WHAT THE TASK ASKS
Leave out any pictures and transcribe all other data below exactly.

** START OF PROVIDED DATA **

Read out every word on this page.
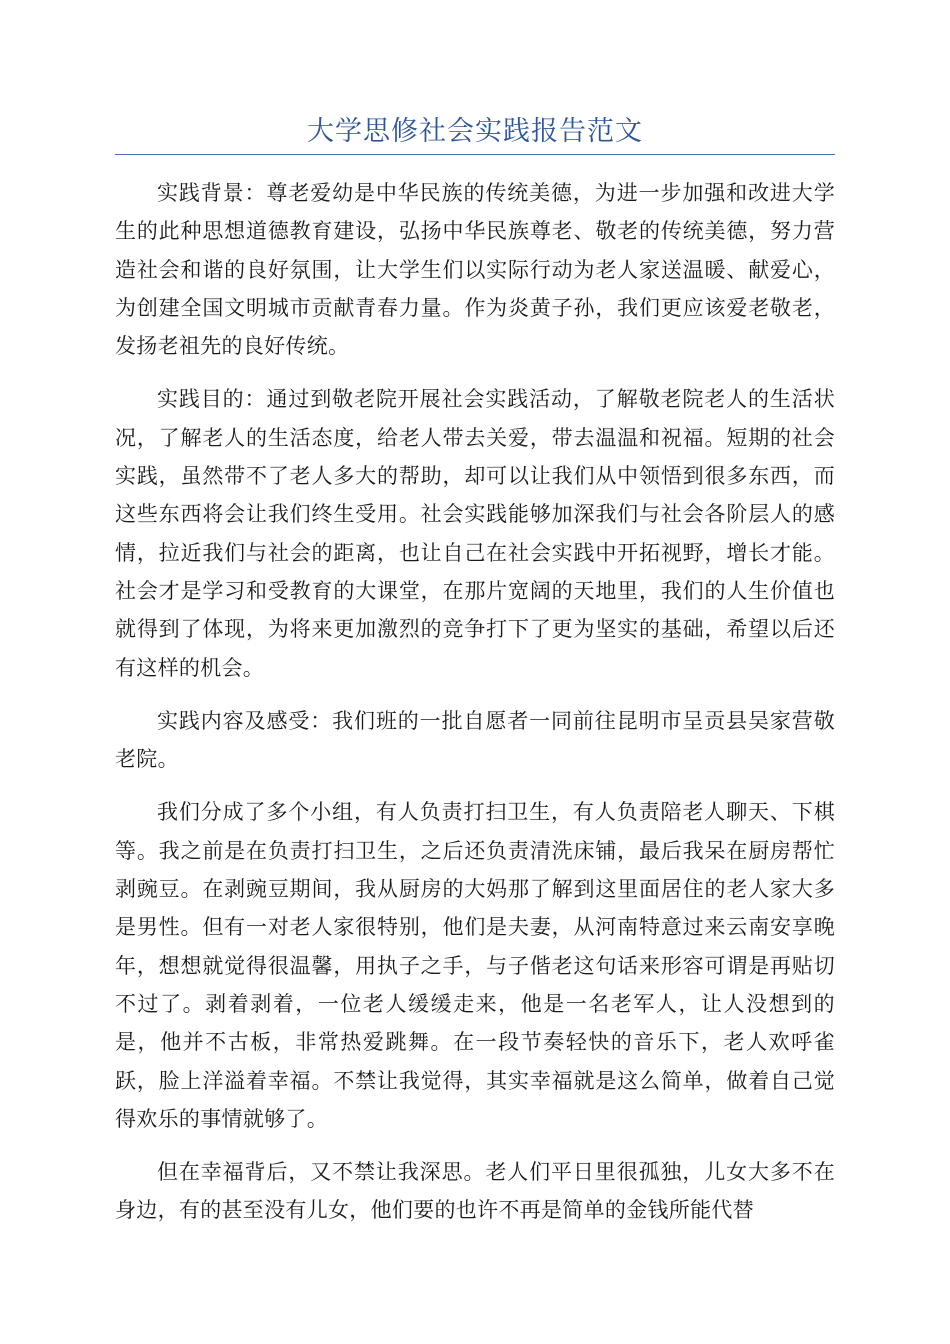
大学思修社会实践报告范文

实践背景：尊老爱幼是中华民族的传统美德，为进一步加强和改进大学生的此种思想道德教育建设，弘扬中华民族尊老、敬老的传统美德，努力营造社会和谐的良好氛围，让大学生们以实际行动为老人家送温暖、献爱心，为创建全国文明城市贡献青春力量。作为炎黄子孙，我们更应该爱老敬老，发扬老祖先的良好传统。

实践目的：通过到敬老院开展社会实践活动，了解敬老院老人的生活状况，了解老人的生活态度，给老人带去关爱，带去温温和祝福。短期的社会实践，虽然带不了老人多大的帮助，却可以让我们从中领悟到很多东西，而这些东西将会让我们终生受用。社会实践能够加深我们与社会各阶层人的感情，拉近我们与社会的距离，也让自己在社会实践中开拓视野，增长才能。社会才是学习和受教育的大课堂，在那片宽阔的天地里，我们的人生价值也就得到了体现，为将来更加激烈的竞争打下了更为坚实的基础，希望以后还有这样的机会。

实践内容及感受：我们班的一批自愿者一同前往昆明市呈贡县吴家营敬老院。

我们分成了多个小组，有人负责打扫卫生，有人负责陪老人聊天、下棋等。我之前是在负责打扫卫生，之后还负责清洗床铺，最后我呆在厨房帮忙剥豌豆。在剥豌豆期间，我从厨房的大妈那了解到这里面居住的老人家大多是男性。但有一对老人家很特别，他们是夫妻，从河南特意过来云南安享晚年，想想就觉得很温馨，用执子之手，与子偕老这句话来形容可谓是再贴切不过了。剥着剥着，一位老人缓缓走来，他是一名老军人，让人没想到的是，他并不古板，非常热爱跳舞。在一段节奏轻快的音乐下，老人欢呼雀跃，脸上洋溢着幸福。不禁让我觉得，其实幸福就是这么简单，做着自己觉得欢乐的事情就够了。

但在幸福背后，又不禁让我深思。老人们平日里很孤独，儿女大多不在身边，有的甚至没有儿女，他们要的也许不再是简单的金钱所能代替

** END OF PROVIDED DATA **

ANSWER FOR THIS EXERCISE
Read out every word on this page.
大学思修社会实践报告范文

实践背景：尊老爱幼是中华民族的传统美德，为进一步加强和改进大学生的此种思想道德教育建设，弘扬中华民族尊老、敬老的传统美德，努力营造社会和谐的良好氛围，让大学生们以实际行动为老人家送温暖、献爱心，为创建全国文明城市贡献青春力量。作为炎黄子孙，我们更应该爱老敬老，发扬老祖先的良好传统。

实践目的：通过到敬老院开展社会实践活动，了解敬老院老人的生活状况，了解老人的生活态度，给老人带去关爱，带去温温和祝福。短期的社会实践，虽然带不了老人多大的帮助，却可以让我们从中领悟到很多东西，而这些东西将会让我们终生受用。社会实践能够加深我们与社会各阶层人的感情，拉近我们与社会的距离，也让自己在社会实践中开拓视野，增长才能。社会才是学习和受教育的大课堂，在那片宽阔的天地里，我们的人生价值也就得到了体现，为将来更加激烈的竞争打下了更为坚实的基础，希望以后还有这样的机会。

实践内容及感受：我们班的一批自愿者一同前往昆明市呈贡县吴家营敬老院。

我们分成了多个小组，有人负责打扫卫生，有人负责陪老人聊天、下棋等。我之前是在负责打扫卫生，之后还负责清洗床铺，最后我呆在厨房帮忙剥豌豆。在剥豌豆期间，我从厨房的大妈那了解到这里面居住的老人家大多是男性。但有一对老人家很特别，他们是夫妻，从河南特意过来云南安享晚年，想想就觉得很温馨，用执子之手，与子偕老这句话来形容可谓是再贴切不过了。剥着剥着，一位老人缓缓走来，他是一名老军人，让人没想到的是，他并不古板，非常热爱跳舞。在一段节奏轻快的音乐下，老人欢呼雀跃，脸上洋溢着幸福。不禁让我觉得，其实幸福就是这么简单，做着自己觉得欢乐的事情就够了。

但在幸福背后，又不禁让我深思。老人们平日里很孤独，儿女大多不在身边，有的甚至没有儿女，他们要的也许不再是简单的金钱所能代替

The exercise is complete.